Pick out all lines of the entries that include the word "重点学习" and copy them.

- **Dataset items**
>>>>>
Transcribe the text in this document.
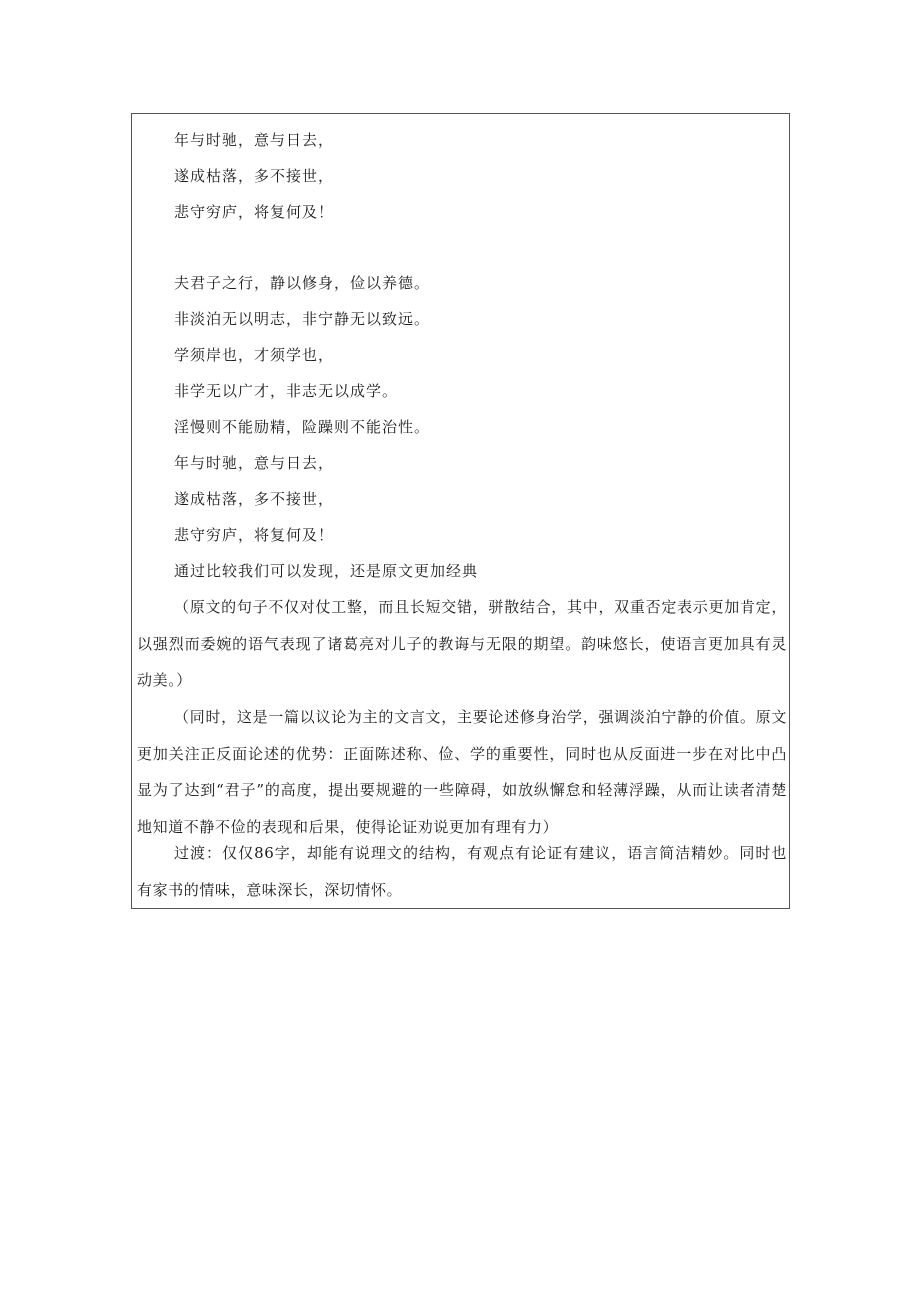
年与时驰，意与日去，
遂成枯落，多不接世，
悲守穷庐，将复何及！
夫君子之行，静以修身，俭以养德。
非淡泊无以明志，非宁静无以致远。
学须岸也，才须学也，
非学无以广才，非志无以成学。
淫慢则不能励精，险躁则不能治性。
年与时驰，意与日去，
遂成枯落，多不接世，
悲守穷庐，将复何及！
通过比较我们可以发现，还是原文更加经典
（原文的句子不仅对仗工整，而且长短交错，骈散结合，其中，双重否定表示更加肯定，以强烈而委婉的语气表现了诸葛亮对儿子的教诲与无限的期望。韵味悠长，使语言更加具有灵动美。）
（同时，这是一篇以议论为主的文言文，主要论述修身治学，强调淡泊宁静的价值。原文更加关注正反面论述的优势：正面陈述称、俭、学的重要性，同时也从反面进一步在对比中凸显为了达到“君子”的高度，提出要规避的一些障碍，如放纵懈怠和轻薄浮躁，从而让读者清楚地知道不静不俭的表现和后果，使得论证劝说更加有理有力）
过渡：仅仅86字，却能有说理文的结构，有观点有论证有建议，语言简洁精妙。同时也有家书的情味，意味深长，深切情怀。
<<<<<
>>>>>
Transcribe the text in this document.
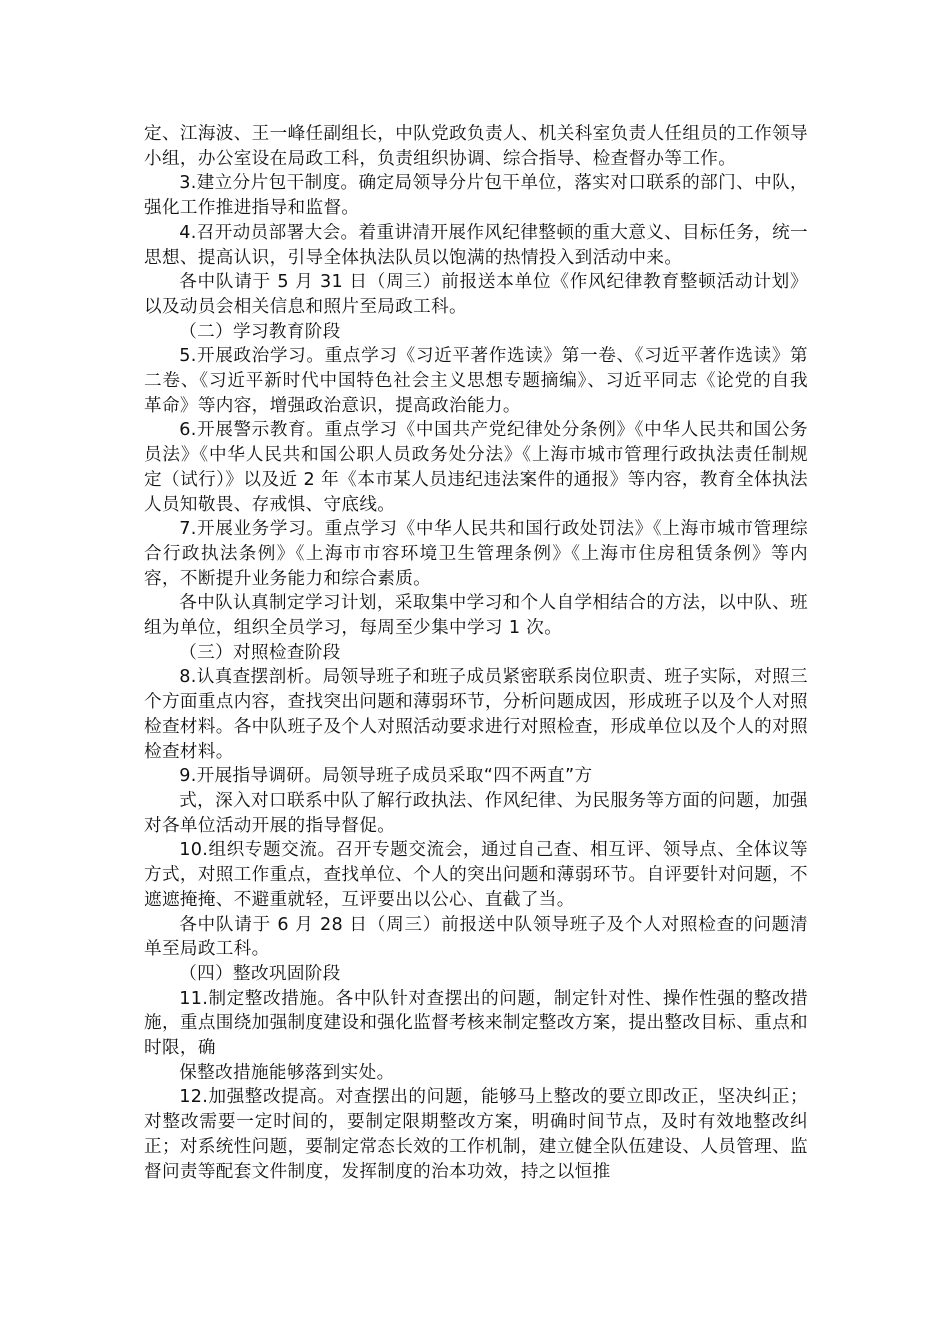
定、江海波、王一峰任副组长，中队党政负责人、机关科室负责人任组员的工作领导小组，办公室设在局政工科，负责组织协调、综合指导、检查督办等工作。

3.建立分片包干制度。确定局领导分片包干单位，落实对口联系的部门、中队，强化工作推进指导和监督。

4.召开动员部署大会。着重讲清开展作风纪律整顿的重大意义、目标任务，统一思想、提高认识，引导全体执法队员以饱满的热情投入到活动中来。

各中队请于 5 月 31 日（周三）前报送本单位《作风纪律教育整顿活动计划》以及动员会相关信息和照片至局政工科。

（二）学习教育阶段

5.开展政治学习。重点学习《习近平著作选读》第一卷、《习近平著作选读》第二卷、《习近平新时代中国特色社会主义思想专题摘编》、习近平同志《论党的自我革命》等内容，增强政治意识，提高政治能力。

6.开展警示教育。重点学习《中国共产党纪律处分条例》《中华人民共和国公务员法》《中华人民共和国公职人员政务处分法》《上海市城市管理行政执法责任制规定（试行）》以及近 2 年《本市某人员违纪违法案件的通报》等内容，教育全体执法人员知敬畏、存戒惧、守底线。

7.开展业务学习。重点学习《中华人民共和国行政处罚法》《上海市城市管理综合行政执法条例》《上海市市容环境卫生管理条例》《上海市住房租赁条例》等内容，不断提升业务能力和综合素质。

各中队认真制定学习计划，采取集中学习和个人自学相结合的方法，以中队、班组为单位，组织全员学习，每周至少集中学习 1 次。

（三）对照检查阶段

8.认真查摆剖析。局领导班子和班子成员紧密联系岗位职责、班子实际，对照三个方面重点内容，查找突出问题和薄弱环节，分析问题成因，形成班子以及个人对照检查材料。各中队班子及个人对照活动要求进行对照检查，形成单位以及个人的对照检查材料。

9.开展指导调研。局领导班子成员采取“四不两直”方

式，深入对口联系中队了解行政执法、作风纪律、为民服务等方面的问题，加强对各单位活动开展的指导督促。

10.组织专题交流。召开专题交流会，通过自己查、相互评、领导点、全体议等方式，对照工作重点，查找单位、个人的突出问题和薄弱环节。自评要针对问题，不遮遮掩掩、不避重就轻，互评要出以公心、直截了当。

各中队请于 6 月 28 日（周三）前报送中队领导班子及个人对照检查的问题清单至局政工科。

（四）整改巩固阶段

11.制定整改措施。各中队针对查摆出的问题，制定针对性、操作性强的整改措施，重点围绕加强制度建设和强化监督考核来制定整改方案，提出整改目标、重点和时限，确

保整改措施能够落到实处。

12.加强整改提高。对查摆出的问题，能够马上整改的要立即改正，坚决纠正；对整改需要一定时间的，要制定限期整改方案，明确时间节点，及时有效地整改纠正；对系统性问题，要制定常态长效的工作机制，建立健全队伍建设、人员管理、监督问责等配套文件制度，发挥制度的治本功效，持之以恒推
<<<<<
- **RESULT**
5.开展政治学习。重点学习《习近平著作选读》第一卷、《习近平著作选读》第二卷、《习近平新时代中国特色社会主义思想专题摘编》、习近平同志《论党的自我革命》等内容，增强政治意识，提高政治能力。
6.开展警示教育。重点学习《中国共产党纪律处分条例》《中华人民共和国公务员法》《中华人民共和国公职人员政务处分法》《上海市城市管理行政执法责任制规定（试行）》以及近 2 年《本市某人员违纪违法案件的通报》等内容，教育全体执法人员知敬畏、存戒惧、守底线。
7.开展业务学习。重点学习《中华人民共和国行政处罚法》《上海市城市管理综合行政执法条例》《上海市市容环境卫生管理条例》《上海市住房租赁条例》等内容，不断提升业务能力和综合素质。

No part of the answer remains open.